• [YOUR OBJECTIVE]: Your answer should be only a number: how many lines include the word "name".

Extracts from a graphics dataset
★ ★ ★ ★
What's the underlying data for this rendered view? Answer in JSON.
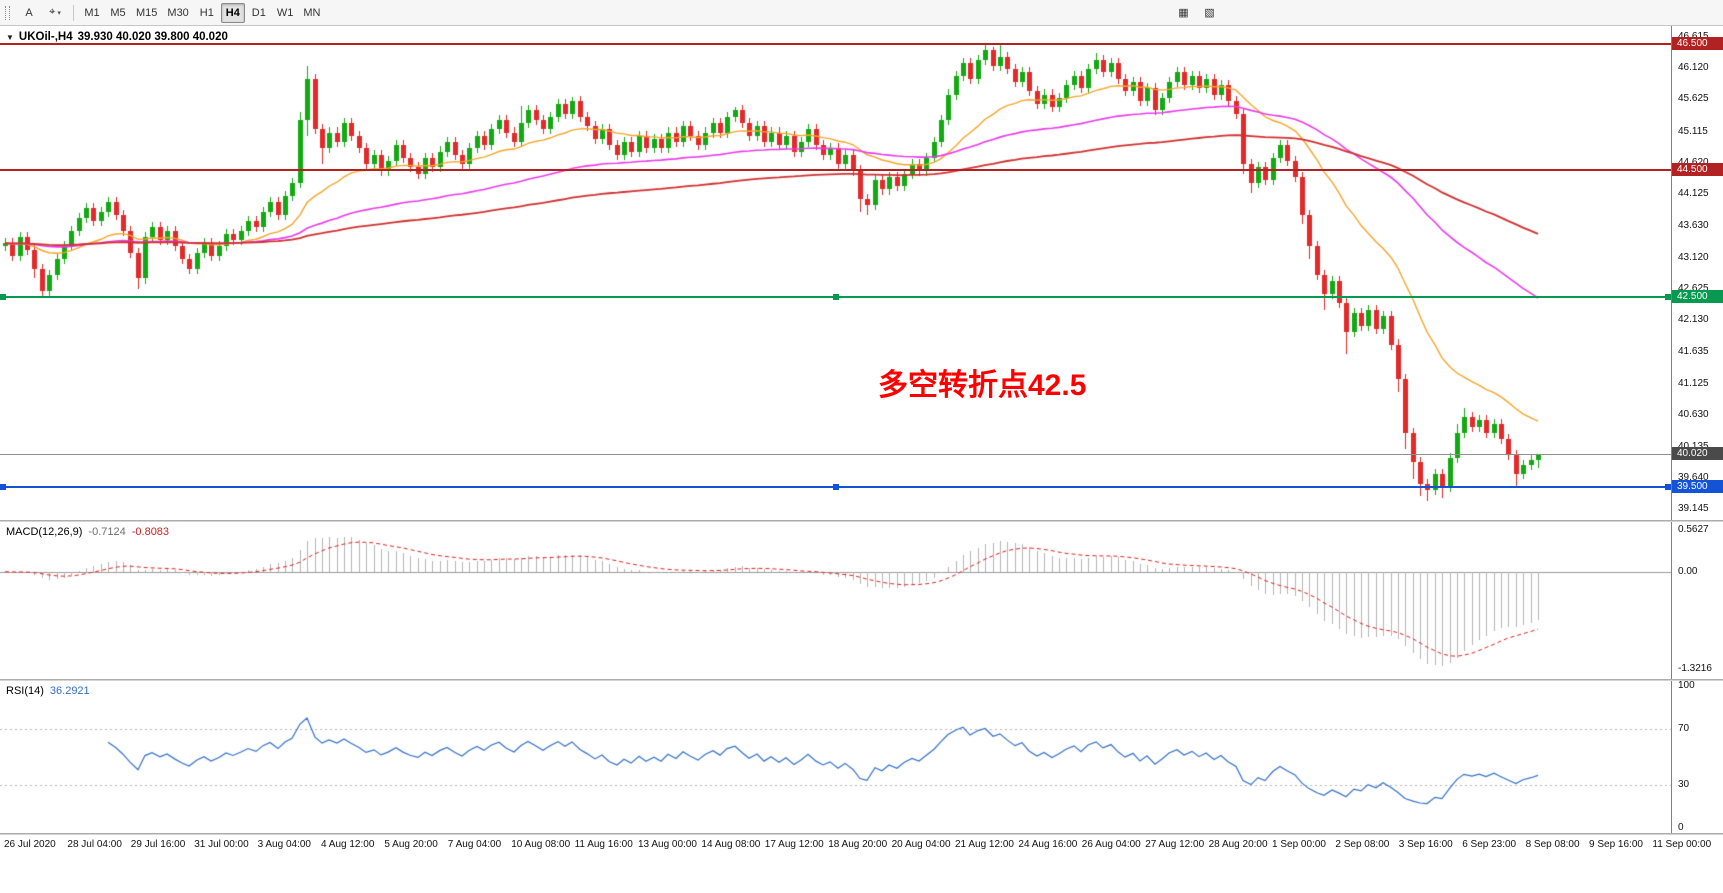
{
  "toolbar": {
    "text_tool": "A",
    "cursor_tool": "⌖",
    "cursor_caret": "▾",
    "timeframes": [
      "M1",
      "M5",
      "M15",
      "M30",
      "H1",
      "H4",
      "D1",
      "W1",
      "MN"
    ],
    "active_timeframe": "H4",
    "extra_buttons": [
      "▦",
      "▧"
    ]
  },
  "main_chart": {
    "title_caret": "▼",
    "symbol": "UKOil-,H4",
    "ohlc": "39.930 40.020 39.800 40.020",
    "annotation": "多空转折点42.5",
    "annotation_color": "#ff0000",
    "axis_labels": [
      "46.615",
      "46.120",
      "45.625",
      "45.115",
      "44.620",
      "44.125",
      "43.630",
      "43.120",
      "42.625",
      "42.130",
      "41.635",
      "41.125",
      "40.630",
      "40.135",
      "39.640",
      "39.145"
    ],
    "badges": [
      {
        "text": "46.500",
        "price": 46.5,
        "color": "#b22222"
      },
      {
        "text": "44.500",
        "price": 44.5,
        "color": "#b22222"
      },
      {
        "text": "42.500",
        "price": 42.5,
        "color": "#089950"
      },
      {
        "text": "40.020",
        "price": 40.02,
        "color": "#4a4a4a"
      },
      {
        "text": "39.500",
        "price": 39.5,
        "color": "#1553d6"
      }
    ],
    "hlines": [
      {
        "name": "resistance-line-46500",
        "price": 46.5,
        "color": "#b22222",
        "width": 2,
        "handles": false
      },
      {
        "name": "resistance-line-44500",
        "price": 44.5,
        "color": "#b22222",
        "width": 2,
        "handles": false
      },
      {
        "name": "pivot-line-42500",
        "price": 42.5,
        "color": "#089950",
        "width": 2,
        "handles": true
      },
      {
        "name": "support-line-39500",
        "price": 39.5,
        "color": "#1553d6",
        "width": 2,
        "handles": true
      }
    ],
    "current_price_line": {
      "price": 40.02,
      "color": "#909090"
    }
  },
  "macd_panel": {
    "name": "MACD(12,26,9)",
    "value_main": "-0.7124",
    "value_signal": "-0.8083",
    "axis_labels": [
      {
        "text": "0.5627",
        "v": 0.5627
      },
      {
        "text": "0.00",
        "v": 0
      },
      {
        "text": "-1.3216",
        "v": -1.3216
      }
    ]
  },
  "rsi_panel": {
    "name": "RSI(14)",
    "value": "36.2921",
    "levels": [
      70,
      30
    ],
    "axis_labels": [
      {
        "text": "100",
        "v": 100
      },
      {
        "text": "70",
        "v": 70
      },
      {
        "text": "30",
        "v": 30
      },
      {
        "text": "0",
        "v": 0
      }
    ]
  },
  "time_axis": [
    "26 Jul 2020",
    "28 Jul 04:00",
    "29 Jul 16:00",
    "31 Jul 00:00",
    "3 Aug 04:00",
    "4 Aug 12:00",
    "5 Aug 20:00",
    "7 Aug 04:00",
    "10 Aug 08:00",
    "11 Aug 16:00",
    "13 Aug 00:00",
    "14 Aug 08:00",
    "17 Aug 12:00",
    "18 Aug 20:00",
    "20 Aug 04:00",
    "21 Aug 12:00",
    "24 Aug 16:00",
    "26 Aug 04:00",
    "27 Aug 12:00",
    "28 Aug 20:00",
    "1 Sep 00:00",
    "2 Sep 08:00",
    "3 Sep 16:00",
    "6 Sep 23:00",
    "8 Sep 08:00",
    "9 Sep 16:00",
    "11 Sep 00:00"
  ],
  "chart_data": {
    "type": "candlestick",
    "symbol": "UKOil-",
    "timeframe": "H4",
    "ylim": [
      39.04,
      46.72
    ],
    "up_color": "#13a913",
    "down_color": "#e22a2a",
    "first_open": 43.3,
    "wick_pad": 0.08,
    "closes": [
      43.35,
      43.15,
      43.45,
      43.25,
      42.95,
      42.6,
      42.85,
      43.1,
      43.3,
      43.55,
      43.75,
      43.9,
      43.7,
      43.85,
      44.0,
      43.8,
      43.55,
      43.2,
      42.8,
      43.45,
      43.6,
      43.4,
      43.55,
      43.3,
      43.1,
      42.95,
      43.2,
      43.35,
      43.15,
      43.3,
      43.5,
      43.4,
      43.55,
      43.7,
      43.6,
      43.85,
      44.0,
      43.8,
      44.1,
      44.3,
      45.3,
      45.95,
      45.15,
      44.85,
      45.1,
      44.95,
      45.25,
      45.05,
      44.85,
      44.6,
      44.75,
      44.5,
      44.65,
      44.9,
      44.7,
      44.55,
      44.45,
      44.7,
      44.55,
      44.8,
      44.95,
      44.75,
      44.6,
      44.85,
      45.05,
      44.9,
      45.15,
      45.3,
      45.1,
      44.95,
      45.25,
      45.45,
      45.3,
      45.15,
      45.35,
      45.55,
      45.4,
      45.6,
      45.35,
      45.2,
      45.0,
      45.15,
      44.9,
      44.75,
      44.95,
      44.8,
      45.05,
      44.85,
      45.0,
      44.85,
      45.1,
      44.95,
      45.2,
      45.05,
      44.9,
      45.1,
      45.25,
      45.1,
      45.35,
      45.45,
      45.25,
      45.05,
      45.2,
      44.95,
      45.1,
      44.9,
      45.05,
      44.8,
      44.95,
      45.15,
      44.9,
      44.75,
      44.85,
      44.6,
      44.75,
      44.5,
      44.05,
      43.95,
      44.35,
      44.2,
      44.4,
      44.25,
      44.45,
      44.6,
      44.5,
      44.7,
      44.95,
      45.3,
      45.7,
      46.0,
      46.2,
      45.95,
      46.25,
      46.4,
      46.15,
      46.3,
      46.1,
      45.9,
      46.05,
      45.75,
      45.55,
      45.7,
      45.5,
      45.65,
      45.85,
      46.0,
      45.8,
      46.1,
      46.25,
      46.05,
      46.2,
      45.95,
      45.75,
      45.9,
      45.6,
      45.8,
      45.45,
      45.65,
      45.9,
      46.05,
      45.85,
      46.0,
      45.8,
      45.95,
      45.7,
      45.85,
      45.6,
      45.4,
      44.6,
      44.3,
      44.55,
      44.35,
      44.7,
      44.9,
      44.65,
      44.4,
      43.8,
      43.3,
      42.85,
      42.55,
      42.75,
      42.4,
      41.95,
      42.25,
      42.05,
      42.3,
      42.0,
      42.2,
      41.75,
      41.2,
      40.35,
      39.9,
      39.55,
      39.45,
      39.7,
      39.5,
      39.95,
      40.35,
      40.6,
      40.45,
      40.55,
      40.35,
      40.5,
      40.25,
      40.0,
      39.7,
      39.85,
      39.93,
      40.02
    ],
    "overrides": {
      "4": {
        "l": 42.8
      },
      "5": {
        "l": 42.52
      },
      "18": {
        "l": 42.62
      },
      "19": {
        "l": 42.7
      },
      "40": {
        "h": 45.42,
        "l": 44.22
      },
      "41": {
        "h": 46.15,
        "l": 45.05
      },
      "42": {
        "h": 46.02
      },
      "43": {
        "l": 44.6
      },
      "70": {
        "h": 45.52
      },
      "77": {
        "h": 45.66
      },
      "99": {
        "h": 45.5
      },
      "116": {
        "l": 43.85
      },
      "117": {
        "l": 43.8
      },
      "133": {
        "h": 46.52
      },
      "134": {
        "h": 46.45
      },
      "135": {
        "h": 46.48
      },
      "148": {
        "h": 46.35
      },
      "168": {
        "l": 44.45
      },
      "169": {
        "l": 44.15
      },
      "176": {
        "l": 43.65
      },
      "177": {
        "l": 43.1
      },
      "179": {
        "l": 42.3
      },
      "182": {
        "l": 41.6
      },
      "189": {
        "l": 41.0
      },
      "190": {
        "l": 40.1
      },
      "191": {
        "l": 39.62
      },
      "192": {
        "l": 39.35
      },
      "193": {
        "l": 39.28
      },
      "195": {
        "l": 39.32
      },
      "197": {
        "h": 40.5
      },
      "198": {
        "h": 40.75
      },
      "205": {
        "l": 39.52
      },
      "208": {
        "h": 40.02,
        "l": 39.8
      }
    },
    "ma": [
      {
        "type": "ema",
        "period": 21,
        "color": "#f4a62a",
        "width": 1.4
      },
      {
        "type": "ema",
        "period": 68,
        "color": "#e93ce9",
        "width": 1.6
      },
      {
        "type": "ema",
        "period": 144,
        "color": "#d03030",
        "width": 1.8
      }
    ],
    "macd": {
      "fast": 12,
      "slow": 26,
      "signal_period": 9,
      "range": [
        -1.4,
        0.62
      ],
      "hist_color": "#b4b4b4",
      "signal_color": "#dd2222"
    },
    "rsi": {
      "period": 14,
      "range": [
        0,
        100
      ],
      "color": "#3470c8"
    }
  }
}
★ ★ ★ ★
• [SOLUTION TO THIS PROBLEM]: 6